- **Dokumen Sumber**:
########################################

SYIAR DEBAR ‘Hari Santri: Antara Seremoni dan Substansi’ Oleh: Ustad Dr.Mukhrij Sidqy, MA
DEBAR.COM.-DEPOK- Hari Santri Nasional yang ditetapkan pada tanggal 22 Oktober merujuk pada satu peristiwa bersejarah yakni seruan yang dibacakan oleh pahlawan nasional KH. Hasyim Asy’ari pada tanggal 22 Oktober 1945. Seruan ini berisikan perintah kepada umat Islam untuk berperang (jihad) melawan tentara sekutu (Inggris) yang ingin menjajah kembali wilayah Republik Indonesia pasca Proklamasi kemerdekaan 22 Oktober 1945 dianggap sebagai resolusi jihad di mana santri dan ulama bersatu serta berkorban untuk mempertahankan Indonesia.
Sejak berlalunya “Sabab An-Nuzûl” Hari Santri Nasional delapan dasawarsa yang lampau, semangat itu kini coba dibangkitkan kembali, semangat anti imperialisme, semangat kebangsaan, kemanusiaan, semangat membela kaum tertindas. Masalahnya, jika dulu jelas tujuannya dan siapa lawannya, karena beda warna kulit dan bahasanya, kini siapa atau apa yang menjadi objeknya? Tanpa objek, semangat dan romantisisme Hari Santri tak akan lebih dari sekedar seremoni, upacara pagi, dan ucapan “Selamat Hari Santri”.
Imperialisme adalah sunnatullah yang boleh jadi abadi, ia musuh manusia meski dilakukan oleh manusia itu sendiri. Jika dulu imperialisme berbaju militer, bertopi baja, dan menggenggam senjata, kini ia sudah bermetamorfosa, menjadi imperialisme budaya, ekonomi dan pemikiran. Betapa tidak? Budaya saling menghormati dihantam oleh saling mencela di media sosial, ekonomi dikuasai oligarki, kekayaan terpusat, dan pemikiran untuk merdeka dan memerdekakan berubah menjadi mental “yang penting gua aman”, egois dan individualistis.

########################################

- **Yang Ditanyakan**:
A - Jawablah pertanyaan berikut berdasarkan teks Hari Santri.
(i) Siapa yang membacakan seruan pada tanggal 22 Oktober 1945?
(ii) Sudah berapa lama "Sabab An-Nuzûl" Hari Santri Nasional berlalu?
(iii) Imperialisme kini bermetamorfosa menjadi imperialisme apa saja?
B - Tulis ulang kata demi kata baris-baris rekaman, mulai dari baris pertama rekaman. Berhentilah setelah baris yang memuat "hero-video-frame (0, 1322, 2050, 1512)", dan sertakan baris itu.
Teks Hari Santri tersebut tidak berhubungan dengan rekaman.

########################################

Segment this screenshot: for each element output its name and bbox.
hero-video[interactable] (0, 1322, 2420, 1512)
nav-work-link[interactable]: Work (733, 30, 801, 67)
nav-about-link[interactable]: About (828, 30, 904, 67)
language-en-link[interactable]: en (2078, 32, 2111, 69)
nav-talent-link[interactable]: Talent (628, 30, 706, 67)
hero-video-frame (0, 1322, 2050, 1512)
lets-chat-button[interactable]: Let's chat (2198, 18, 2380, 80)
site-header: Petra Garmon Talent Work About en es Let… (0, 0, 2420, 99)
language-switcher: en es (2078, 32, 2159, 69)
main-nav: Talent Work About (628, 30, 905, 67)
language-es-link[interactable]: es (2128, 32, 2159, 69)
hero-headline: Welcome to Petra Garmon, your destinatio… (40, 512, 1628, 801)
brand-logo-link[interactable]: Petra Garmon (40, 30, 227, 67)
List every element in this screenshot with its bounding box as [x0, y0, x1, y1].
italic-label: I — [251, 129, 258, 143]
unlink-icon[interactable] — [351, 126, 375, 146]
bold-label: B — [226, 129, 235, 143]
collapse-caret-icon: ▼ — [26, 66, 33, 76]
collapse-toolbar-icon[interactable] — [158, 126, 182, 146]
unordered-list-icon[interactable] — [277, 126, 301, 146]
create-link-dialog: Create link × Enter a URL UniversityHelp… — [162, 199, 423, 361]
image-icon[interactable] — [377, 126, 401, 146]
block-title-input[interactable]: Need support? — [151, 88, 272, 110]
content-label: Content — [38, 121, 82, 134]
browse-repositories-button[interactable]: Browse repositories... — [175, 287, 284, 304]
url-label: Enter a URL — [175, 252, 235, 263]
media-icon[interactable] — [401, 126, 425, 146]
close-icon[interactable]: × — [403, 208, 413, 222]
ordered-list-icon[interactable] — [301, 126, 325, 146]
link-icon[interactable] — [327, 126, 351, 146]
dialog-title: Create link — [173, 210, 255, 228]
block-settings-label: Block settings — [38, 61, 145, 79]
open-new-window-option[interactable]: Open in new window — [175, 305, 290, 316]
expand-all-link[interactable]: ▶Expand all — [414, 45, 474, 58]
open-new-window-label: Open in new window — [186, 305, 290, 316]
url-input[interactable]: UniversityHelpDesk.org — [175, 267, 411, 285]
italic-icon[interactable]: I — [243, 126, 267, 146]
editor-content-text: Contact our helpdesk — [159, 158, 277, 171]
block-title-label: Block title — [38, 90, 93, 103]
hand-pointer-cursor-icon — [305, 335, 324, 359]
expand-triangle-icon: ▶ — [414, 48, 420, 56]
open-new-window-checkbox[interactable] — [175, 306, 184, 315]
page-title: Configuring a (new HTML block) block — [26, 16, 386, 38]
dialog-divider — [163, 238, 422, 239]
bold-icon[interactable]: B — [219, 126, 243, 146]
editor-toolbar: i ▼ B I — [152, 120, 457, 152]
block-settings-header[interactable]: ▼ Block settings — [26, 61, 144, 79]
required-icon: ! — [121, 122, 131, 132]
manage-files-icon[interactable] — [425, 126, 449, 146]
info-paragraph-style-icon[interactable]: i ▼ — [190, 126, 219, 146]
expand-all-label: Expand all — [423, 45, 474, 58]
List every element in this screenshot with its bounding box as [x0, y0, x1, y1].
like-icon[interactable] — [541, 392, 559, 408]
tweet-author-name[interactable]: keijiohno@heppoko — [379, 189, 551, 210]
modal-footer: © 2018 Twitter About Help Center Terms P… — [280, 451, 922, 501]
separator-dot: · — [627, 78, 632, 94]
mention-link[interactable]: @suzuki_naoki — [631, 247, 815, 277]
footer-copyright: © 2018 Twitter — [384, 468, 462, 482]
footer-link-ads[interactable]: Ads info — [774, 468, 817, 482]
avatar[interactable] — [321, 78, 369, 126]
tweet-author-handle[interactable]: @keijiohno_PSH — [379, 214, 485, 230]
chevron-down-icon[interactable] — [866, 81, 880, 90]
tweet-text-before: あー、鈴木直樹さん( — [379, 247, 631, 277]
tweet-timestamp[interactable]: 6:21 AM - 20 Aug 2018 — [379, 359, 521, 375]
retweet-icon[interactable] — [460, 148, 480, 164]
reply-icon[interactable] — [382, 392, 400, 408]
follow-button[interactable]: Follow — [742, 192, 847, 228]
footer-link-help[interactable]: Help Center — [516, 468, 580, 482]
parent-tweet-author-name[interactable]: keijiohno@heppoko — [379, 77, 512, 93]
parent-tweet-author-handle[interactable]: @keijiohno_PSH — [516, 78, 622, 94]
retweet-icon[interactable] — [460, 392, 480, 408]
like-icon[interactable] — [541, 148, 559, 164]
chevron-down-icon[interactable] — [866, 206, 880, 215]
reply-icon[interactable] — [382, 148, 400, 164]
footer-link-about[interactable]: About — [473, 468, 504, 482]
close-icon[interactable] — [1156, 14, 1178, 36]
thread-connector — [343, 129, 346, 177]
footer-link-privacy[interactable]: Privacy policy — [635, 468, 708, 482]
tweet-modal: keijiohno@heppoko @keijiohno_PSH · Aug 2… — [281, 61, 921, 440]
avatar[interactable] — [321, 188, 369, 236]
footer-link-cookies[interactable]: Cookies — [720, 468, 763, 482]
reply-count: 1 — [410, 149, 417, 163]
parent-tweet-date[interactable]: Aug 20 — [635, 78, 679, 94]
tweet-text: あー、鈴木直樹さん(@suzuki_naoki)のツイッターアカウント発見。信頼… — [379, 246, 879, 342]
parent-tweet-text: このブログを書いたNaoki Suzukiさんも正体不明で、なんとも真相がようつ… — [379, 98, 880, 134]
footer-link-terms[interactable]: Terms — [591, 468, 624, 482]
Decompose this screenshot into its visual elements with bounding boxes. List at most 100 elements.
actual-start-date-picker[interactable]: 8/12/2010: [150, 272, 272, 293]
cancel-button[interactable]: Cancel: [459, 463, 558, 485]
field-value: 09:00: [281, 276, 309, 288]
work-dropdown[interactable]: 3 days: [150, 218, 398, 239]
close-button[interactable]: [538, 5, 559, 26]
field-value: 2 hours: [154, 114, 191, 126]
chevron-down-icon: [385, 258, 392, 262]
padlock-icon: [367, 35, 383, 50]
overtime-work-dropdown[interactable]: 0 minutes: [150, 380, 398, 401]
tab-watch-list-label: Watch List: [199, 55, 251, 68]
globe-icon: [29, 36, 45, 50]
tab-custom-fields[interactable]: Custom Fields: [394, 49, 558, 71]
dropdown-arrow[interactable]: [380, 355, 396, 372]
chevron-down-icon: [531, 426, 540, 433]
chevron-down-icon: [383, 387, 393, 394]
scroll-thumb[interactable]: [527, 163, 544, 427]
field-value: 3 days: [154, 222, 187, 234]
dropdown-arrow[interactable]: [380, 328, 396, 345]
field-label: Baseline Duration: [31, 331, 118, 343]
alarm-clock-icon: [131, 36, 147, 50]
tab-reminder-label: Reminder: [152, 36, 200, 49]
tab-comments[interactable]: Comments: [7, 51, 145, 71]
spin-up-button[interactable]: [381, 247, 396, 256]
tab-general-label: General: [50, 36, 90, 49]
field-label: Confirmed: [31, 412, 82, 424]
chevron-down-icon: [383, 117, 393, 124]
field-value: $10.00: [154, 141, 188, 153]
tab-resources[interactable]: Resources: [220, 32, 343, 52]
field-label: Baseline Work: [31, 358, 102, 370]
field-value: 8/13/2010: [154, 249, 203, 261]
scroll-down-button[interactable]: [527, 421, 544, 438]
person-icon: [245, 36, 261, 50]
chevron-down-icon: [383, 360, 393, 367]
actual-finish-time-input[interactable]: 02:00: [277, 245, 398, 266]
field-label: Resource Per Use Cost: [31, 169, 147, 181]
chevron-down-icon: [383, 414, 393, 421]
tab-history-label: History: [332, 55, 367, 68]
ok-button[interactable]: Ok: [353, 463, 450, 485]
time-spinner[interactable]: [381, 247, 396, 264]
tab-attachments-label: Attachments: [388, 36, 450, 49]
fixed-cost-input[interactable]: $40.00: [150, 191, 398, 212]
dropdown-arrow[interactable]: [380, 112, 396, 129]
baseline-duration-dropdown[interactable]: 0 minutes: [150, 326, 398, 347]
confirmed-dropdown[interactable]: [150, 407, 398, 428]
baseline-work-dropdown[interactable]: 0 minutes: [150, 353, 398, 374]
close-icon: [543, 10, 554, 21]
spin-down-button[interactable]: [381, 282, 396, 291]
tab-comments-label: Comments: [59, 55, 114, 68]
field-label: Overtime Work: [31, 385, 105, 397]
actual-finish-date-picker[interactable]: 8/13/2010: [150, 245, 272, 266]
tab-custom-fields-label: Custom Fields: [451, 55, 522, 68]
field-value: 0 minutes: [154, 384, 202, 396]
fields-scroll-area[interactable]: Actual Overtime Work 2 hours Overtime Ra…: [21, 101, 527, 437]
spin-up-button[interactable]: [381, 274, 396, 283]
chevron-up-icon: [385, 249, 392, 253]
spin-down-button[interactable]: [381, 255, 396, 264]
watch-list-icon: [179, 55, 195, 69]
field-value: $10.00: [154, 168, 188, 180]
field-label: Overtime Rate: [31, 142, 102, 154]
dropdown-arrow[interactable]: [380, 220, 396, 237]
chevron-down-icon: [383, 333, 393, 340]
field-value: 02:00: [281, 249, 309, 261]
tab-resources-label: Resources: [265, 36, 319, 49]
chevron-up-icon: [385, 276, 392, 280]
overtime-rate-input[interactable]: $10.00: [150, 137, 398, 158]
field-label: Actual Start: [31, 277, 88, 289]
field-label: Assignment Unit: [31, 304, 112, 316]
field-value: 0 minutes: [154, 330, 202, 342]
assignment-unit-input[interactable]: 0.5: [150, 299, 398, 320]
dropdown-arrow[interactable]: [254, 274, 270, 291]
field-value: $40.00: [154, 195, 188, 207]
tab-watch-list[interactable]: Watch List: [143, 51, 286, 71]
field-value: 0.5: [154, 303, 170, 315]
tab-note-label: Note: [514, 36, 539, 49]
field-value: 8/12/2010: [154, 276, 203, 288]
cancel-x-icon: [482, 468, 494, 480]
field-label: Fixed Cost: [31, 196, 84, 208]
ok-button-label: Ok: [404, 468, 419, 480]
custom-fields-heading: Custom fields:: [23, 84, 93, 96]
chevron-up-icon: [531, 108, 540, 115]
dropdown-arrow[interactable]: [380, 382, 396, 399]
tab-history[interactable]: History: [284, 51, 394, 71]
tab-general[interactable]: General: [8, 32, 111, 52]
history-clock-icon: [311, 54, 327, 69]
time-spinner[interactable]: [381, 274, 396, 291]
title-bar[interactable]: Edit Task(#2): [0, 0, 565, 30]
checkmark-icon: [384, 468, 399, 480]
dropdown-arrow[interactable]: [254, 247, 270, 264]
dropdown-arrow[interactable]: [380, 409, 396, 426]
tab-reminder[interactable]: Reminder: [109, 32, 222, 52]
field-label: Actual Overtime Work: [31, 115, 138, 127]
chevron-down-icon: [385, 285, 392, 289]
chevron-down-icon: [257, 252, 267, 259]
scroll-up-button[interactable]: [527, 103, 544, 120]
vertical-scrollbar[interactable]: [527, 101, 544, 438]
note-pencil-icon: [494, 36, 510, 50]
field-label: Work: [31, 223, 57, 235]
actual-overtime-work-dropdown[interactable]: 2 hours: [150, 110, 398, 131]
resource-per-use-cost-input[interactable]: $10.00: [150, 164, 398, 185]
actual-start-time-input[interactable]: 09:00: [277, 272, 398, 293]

########################################

- **Jawaban Tiap Tugas**:
A -
(i) Pahlawan nasional KH. Hasyim Asy'ari.
(ii) Delapan dasawarsa.
(iii) Imperialisme budaya, ekonomi, dan pemikiran.

B -
Segment this screenshot: for each element output its name and bbox.
hero-video[interactable] (0, 1322, 2420, 1512)
nav-work-link[interactable]: Work (733, 30, 801, 67)
nav-about-link[interactable]: About (828, 30, 904, 67)
language-en-link[interactable]: en (2078, 32, 2111, 69)
nav-talent-link[interactable]: Talent (628, 30, 706, 67)
hero-video-frame (0, 1322, 2050, 1512)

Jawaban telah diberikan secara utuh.